++++ DATA EXCERPTS
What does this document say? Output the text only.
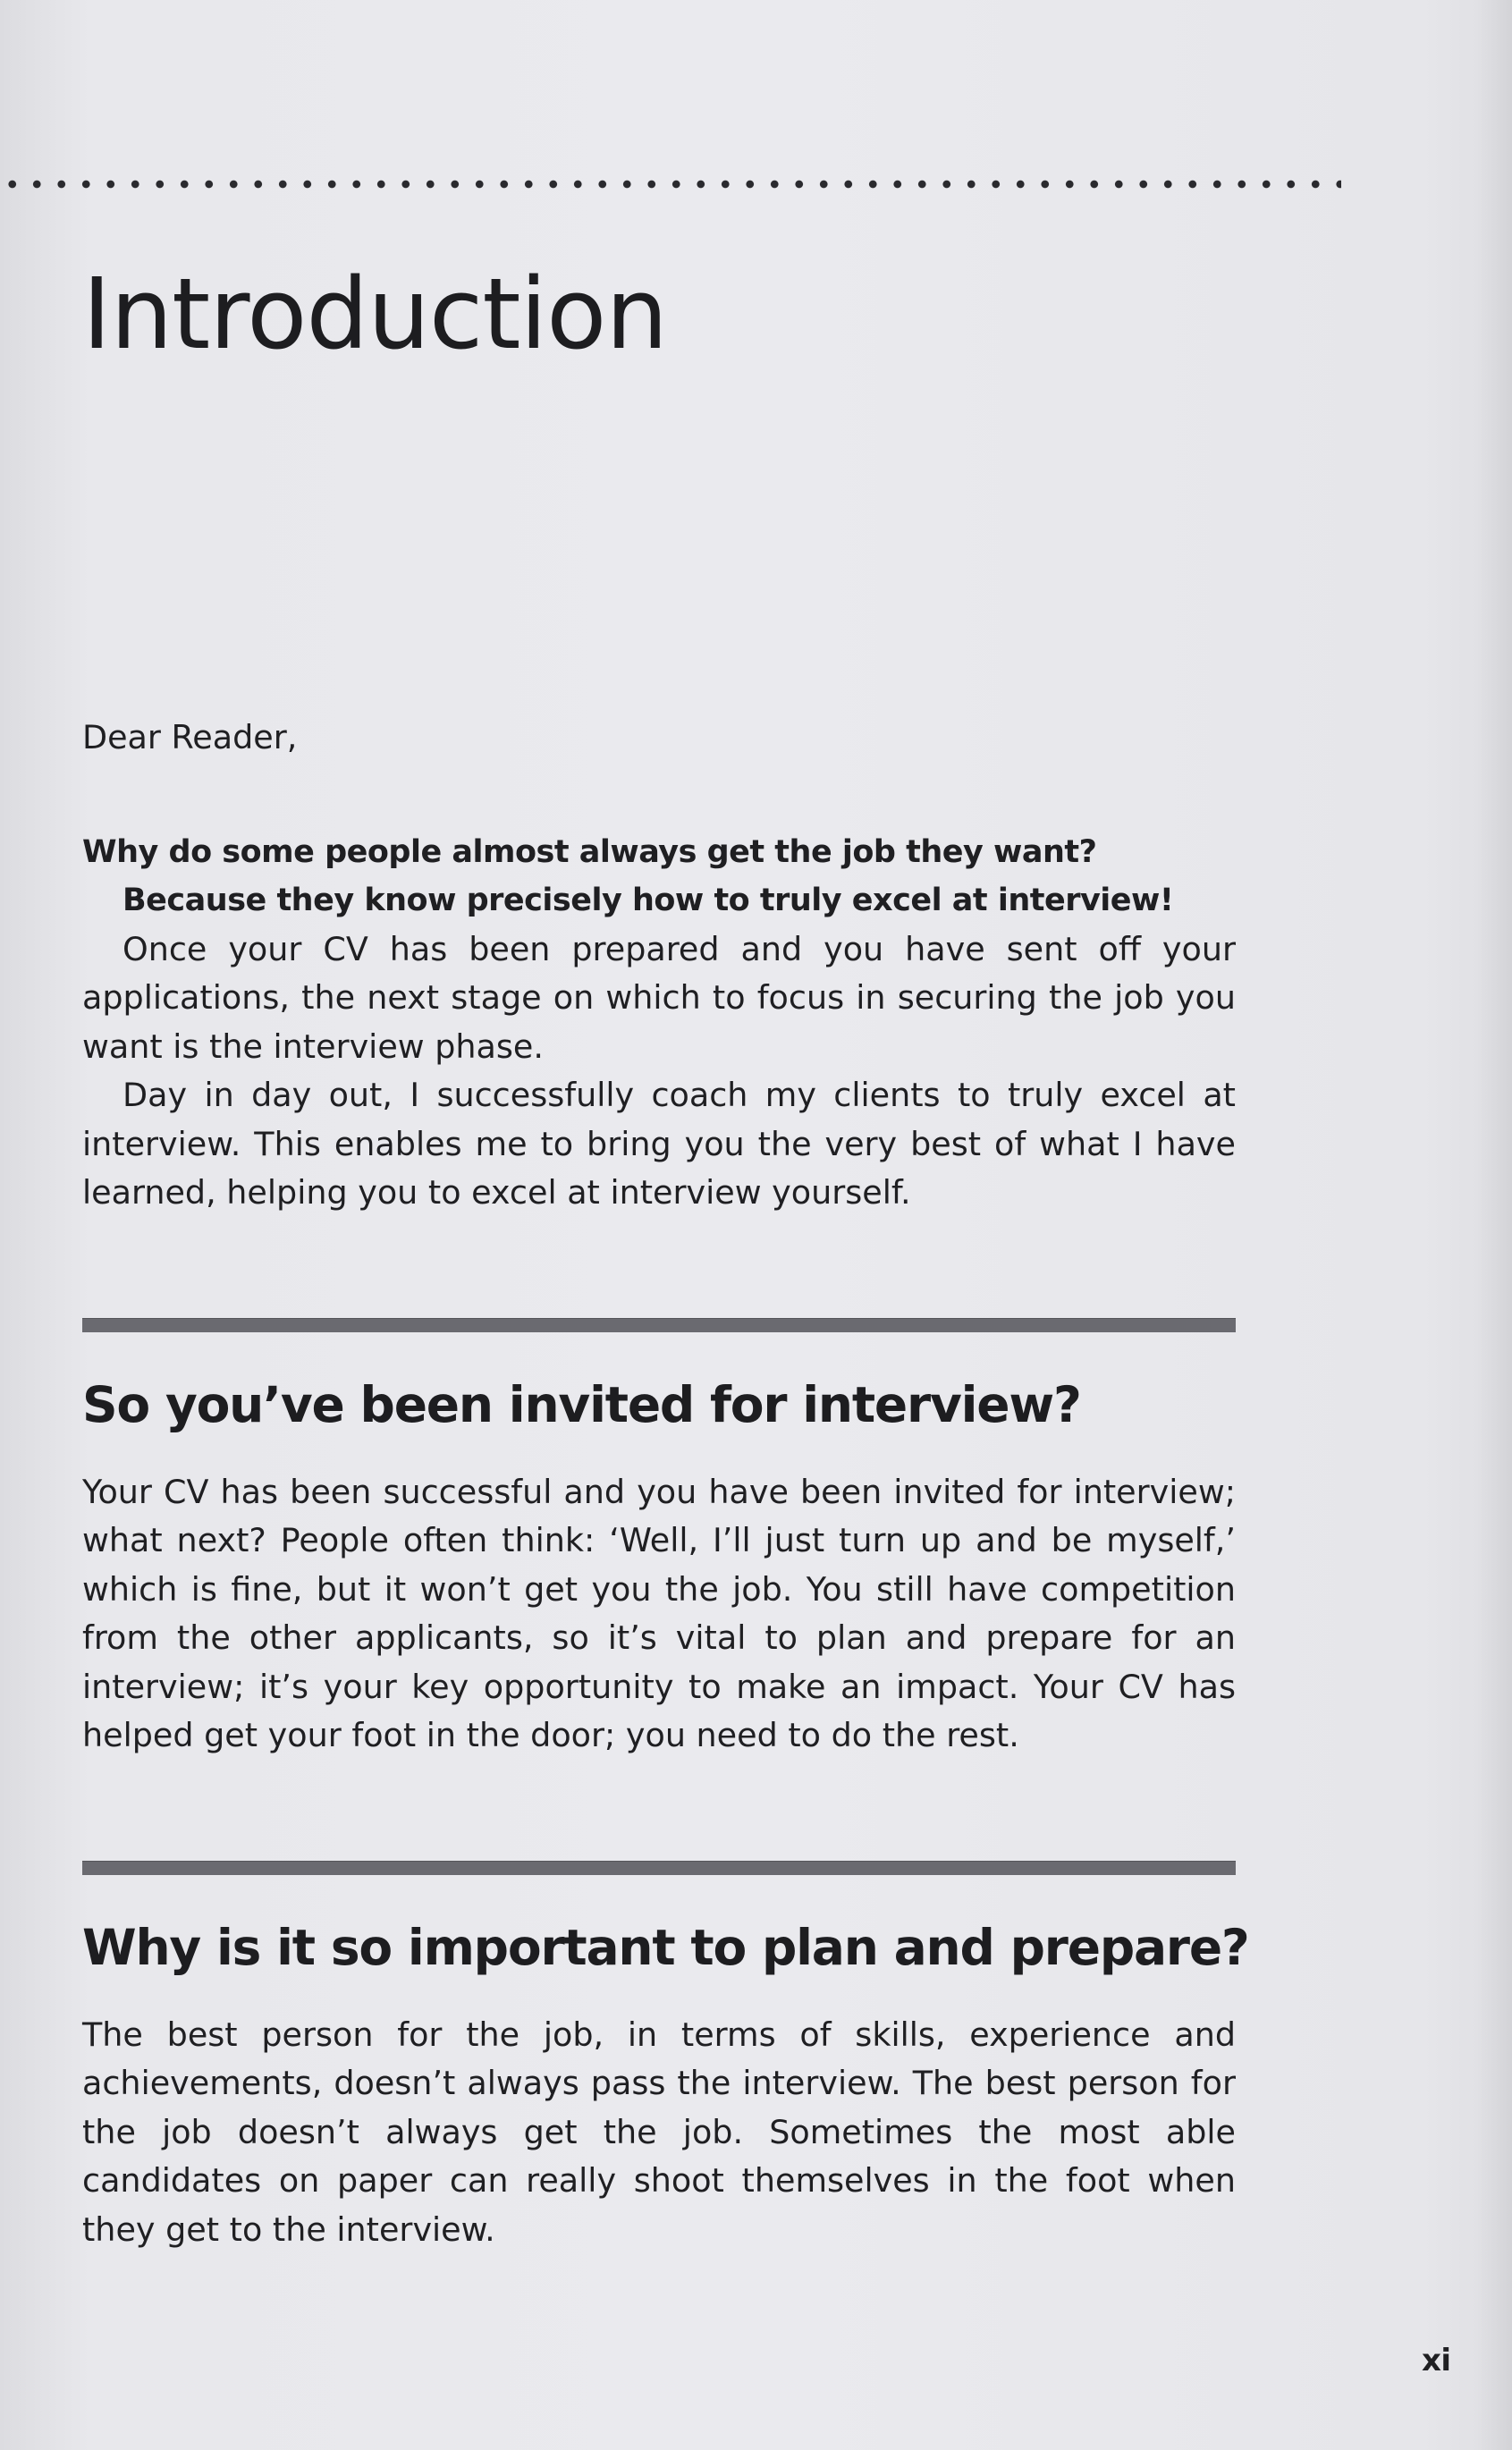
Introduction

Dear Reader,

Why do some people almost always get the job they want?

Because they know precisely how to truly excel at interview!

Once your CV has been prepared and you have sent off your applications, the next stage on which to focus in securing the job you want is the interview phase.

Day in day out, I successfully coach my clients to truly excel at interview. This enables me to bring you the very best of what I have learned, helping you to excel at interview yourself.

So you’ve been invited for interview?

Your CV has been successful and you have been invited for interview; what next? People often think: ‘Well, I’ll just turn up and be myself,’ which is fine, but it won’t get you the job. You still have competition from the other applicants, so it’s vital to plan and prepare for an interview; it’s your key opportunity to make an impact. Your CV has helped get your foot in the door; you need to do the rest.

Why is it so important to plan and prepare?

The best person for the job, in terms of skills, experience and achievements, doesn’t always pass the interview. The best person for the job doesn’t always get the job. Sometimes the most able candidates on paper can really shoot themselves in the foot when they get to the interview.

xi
++++++++
++++ DATA EXCERPTS
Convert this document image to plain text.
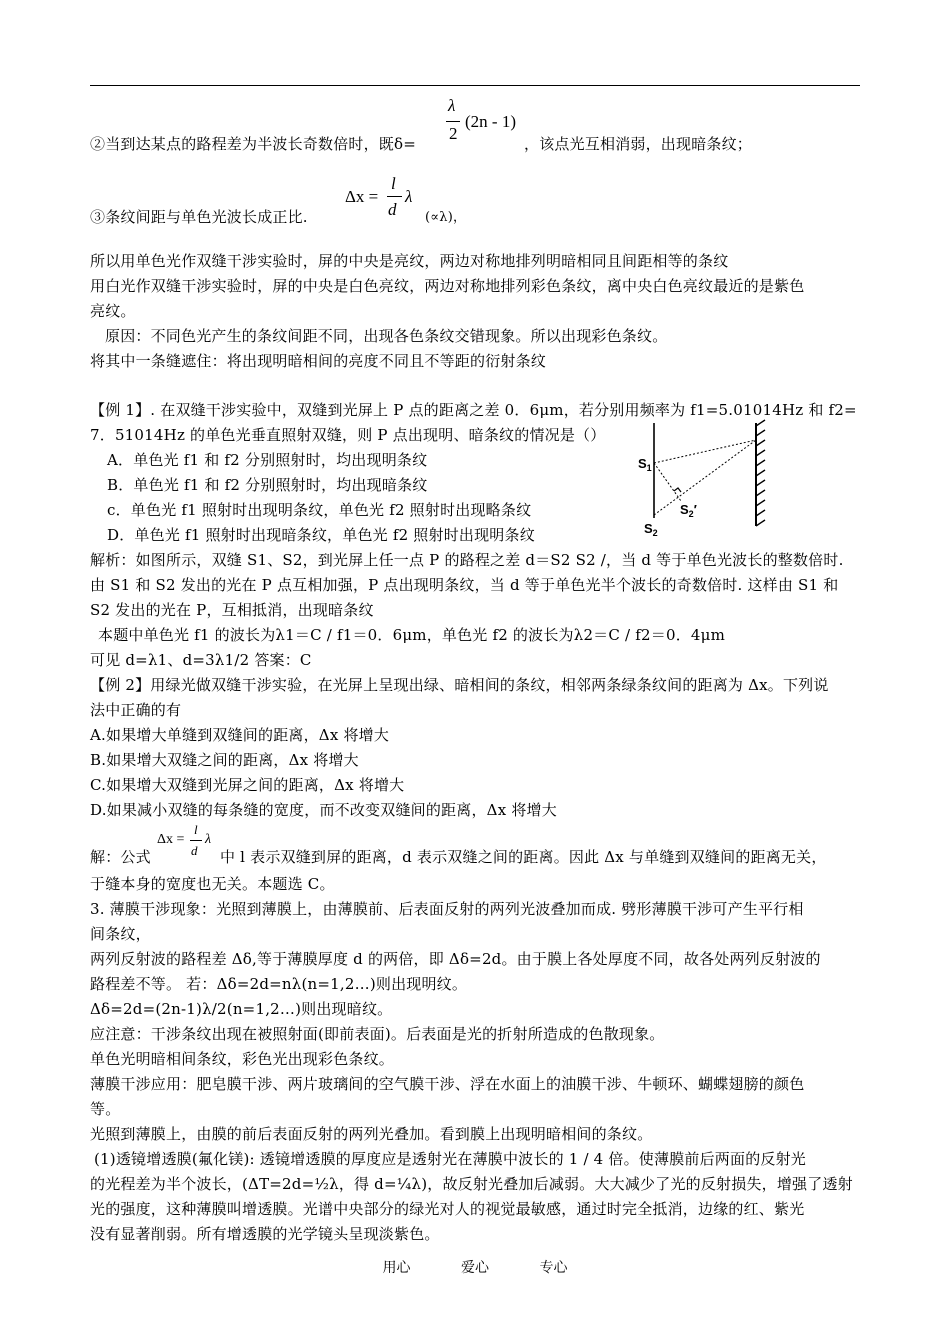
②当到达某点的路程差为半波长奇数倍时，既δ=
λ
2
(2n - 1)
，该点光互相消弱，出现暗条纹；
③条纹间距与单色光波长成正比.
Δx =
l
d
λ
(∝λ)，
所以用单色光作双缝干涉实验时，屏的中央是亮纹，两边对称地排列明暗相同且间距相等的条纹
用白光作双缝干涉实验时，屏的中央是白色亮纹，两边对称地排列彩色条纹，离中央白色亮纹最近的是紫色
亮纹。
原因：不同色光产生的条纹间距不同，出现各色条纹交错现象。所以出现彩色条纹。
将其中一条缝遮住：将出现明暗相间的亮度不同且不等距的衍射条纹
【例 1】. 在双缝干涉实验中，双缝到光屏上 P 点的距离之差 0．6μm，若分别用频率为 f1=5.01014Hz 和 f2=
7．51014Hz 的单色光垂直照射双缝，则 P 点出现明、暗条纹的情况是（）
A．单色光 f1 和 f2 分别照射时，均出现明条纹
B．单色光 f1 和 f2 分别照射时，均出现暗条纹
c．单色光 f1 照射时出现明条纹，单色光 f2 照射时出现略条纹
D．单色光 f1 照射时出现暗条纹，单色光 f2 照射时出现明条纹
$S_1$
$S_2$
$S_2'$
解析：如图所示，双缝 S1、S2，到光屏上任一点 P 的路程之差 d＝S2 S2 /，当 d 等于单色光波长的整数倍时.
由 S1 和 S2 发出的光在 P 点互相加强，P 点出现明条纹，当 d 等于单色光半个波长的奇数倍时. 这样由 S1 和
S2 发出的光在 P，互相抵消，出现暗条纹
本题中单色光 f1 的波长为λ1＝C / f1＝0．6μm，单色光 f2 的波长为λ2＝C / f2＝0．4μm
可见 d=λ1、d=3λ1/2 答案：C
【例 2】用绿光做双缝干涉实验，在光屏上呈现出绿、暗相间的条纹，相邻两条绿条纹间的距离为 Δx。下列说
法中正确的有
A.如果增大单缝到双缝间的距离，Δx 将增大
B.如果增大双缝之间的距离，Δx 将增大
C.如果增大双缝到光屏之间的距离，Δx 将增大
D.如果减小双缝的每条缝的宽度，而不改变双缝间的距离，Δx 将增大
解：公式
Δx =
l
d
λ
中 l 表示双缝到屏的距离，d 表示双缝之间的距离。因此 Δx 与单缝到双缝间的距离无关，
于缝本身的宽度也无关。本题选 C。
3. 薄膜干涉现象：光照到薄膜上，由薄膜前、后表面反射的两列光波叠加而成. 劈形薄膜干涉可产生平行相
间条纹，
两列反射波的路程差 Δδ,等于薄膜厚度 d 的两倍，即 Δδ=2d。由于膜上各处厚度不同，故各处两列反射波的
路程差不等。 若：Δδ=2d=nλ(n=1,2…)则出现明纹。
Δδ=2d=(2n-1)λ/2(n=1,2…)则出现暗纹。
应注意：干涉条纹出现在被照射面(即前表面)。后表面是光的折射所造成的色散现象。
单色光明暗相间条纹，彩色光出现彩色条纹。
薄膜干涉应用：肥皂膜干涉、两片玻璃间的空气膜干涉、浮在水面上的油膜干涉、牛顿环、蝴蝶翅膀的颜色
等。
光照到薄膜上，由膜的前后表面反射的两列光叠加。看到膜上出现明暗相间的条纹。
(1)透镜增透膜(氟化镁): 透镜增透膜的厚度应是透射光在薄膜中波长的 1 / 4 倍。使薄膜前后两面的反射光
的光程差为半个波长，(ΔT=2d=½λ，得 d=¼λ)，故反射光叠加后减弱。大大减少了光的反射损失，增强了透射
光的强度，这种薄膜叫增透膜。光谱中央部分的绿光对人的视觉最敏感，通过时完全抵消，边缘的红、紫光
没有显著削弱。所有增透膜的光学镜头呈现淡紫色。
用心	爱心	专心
++++++++
• REQUEST:
State how many lines of the material contain the string "发出的光在", with no other words.

• CORRECT ANSWER:
2